Students spent this time with community members beyond the hill coming together to fight for each other.  

Too much is going on in this world to walk alone. I know, I’ve tried it. And in those moments, every step felt like a trudge. We had to move together, so that’s what we did. 

We moved like birds in the sky, a sight to behold, our murmurations denting the status quo as we knew it. And like birds, the more of us who flocked together, the more pronounced our moves became. 

Going forward, one piece of advice comes to mind. It’s what Tennessee State Representative Justin Jones said this spring to the newest graduates of UC Berkeley’s School of Public Policy. 

“Disrupt, dismantle, and discover.”

In our time here, we’ve watched our friends, colleagues and even ourselves enact what Jones calls the “three Ds.” 

Disrupt. 

When we saw hundreds and hundreds of students walk out of class to block the base of campus for our TA, the life forces of our institution, the call to join them was too compelling to ignore. From a COLA to free tuition — what our systems deemed radical began to feel possible. Like the instant of the Big Bang, that moment exploded.

That was in 2020, when TAs held their first strike for a COLA. A fight that started as a wildcat at UCSC in many of our first years at university grew outwards, and will continue on.

Capitalism facilitates a fast-moving society. A paradigm shift warrants a level of change some people may not be prepared for. We must continue to disrupt that current to cultivate the life we are entitled to. 

Dismantle

And then, when this campus became a near ghost town, our communities moved to the Cloud and uncharted territories of Zoom. We took some time, but the murmur was becoming louder. Injustice was roaring, and we needed to fight. 

After the murder of George Floyd, our comrades in the Black Student Union were hard at work to make sure that Black students were being listened to and taken care of by our institution, and out came the Unrelenting Anti-Blackness of 2020 demands list.

### What this exercise asks:
A: Please reproduce the student activism passage between "That was in" and "will continue on.", inclusive.
B: Name the three words that make up what Justin Jones calls the "three Ds" in the student activism passage.
C: Write what comes next in the student activism passage, picking up after its final sentence.
The listing after this passage comes from a separate source.

### Source excerpt:
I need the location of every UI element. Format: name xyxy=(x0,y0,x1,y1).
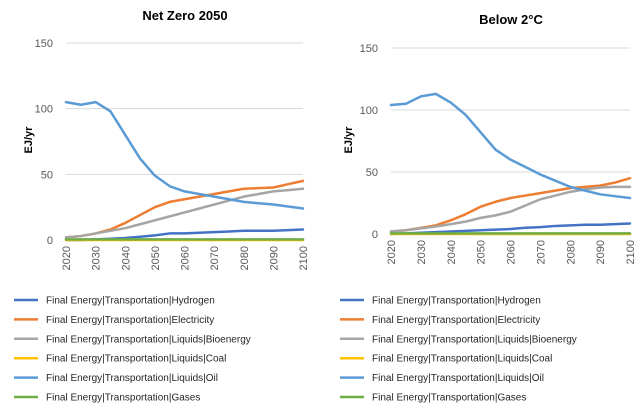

### The replies:
A:
That was in 2020, when TAs held their first strike for a COLA. A fight that started as a wildcat at UCSC in many of our first years at university grew outwards, and will continue on.

B: Disrupt, dismantle, discover

C:
Manifesting real change requires us to reconstruct everything we know about how oppressive systems and institutions maintain their power and allow systemic injustice to metastasize. Only then can we begin to understand our complacency in these systems, wrought with structural issues and contradictions.

Discover

In our own communities and even beyond, we are agents of the change we envision. 

Right now, our world is living through climate collapse, threats to democracy, and ignorance. 

More than ever, your involvement in our community is vital. With the primaries just around the corner, and Election Day 2024 about a year away, our voices are the most important ones out there.
Don’t let things pass you. Don’t stay passive — now more than ever. Through our years here at UCSC, our voices kept us afloat, along with the connections we made together. You are joining a legacy of student leaders who have fought for the livelihood they deserve and envision. Students fought to keep these organizations alive and thriving. And you will too.

A friend once said, “we no longer just have to survive, we deserve to thrive.”

Through the marine layer and the redwood trees run two life forces: legacy and community. We leave to pass the legacy on to you, and welcome you into this community.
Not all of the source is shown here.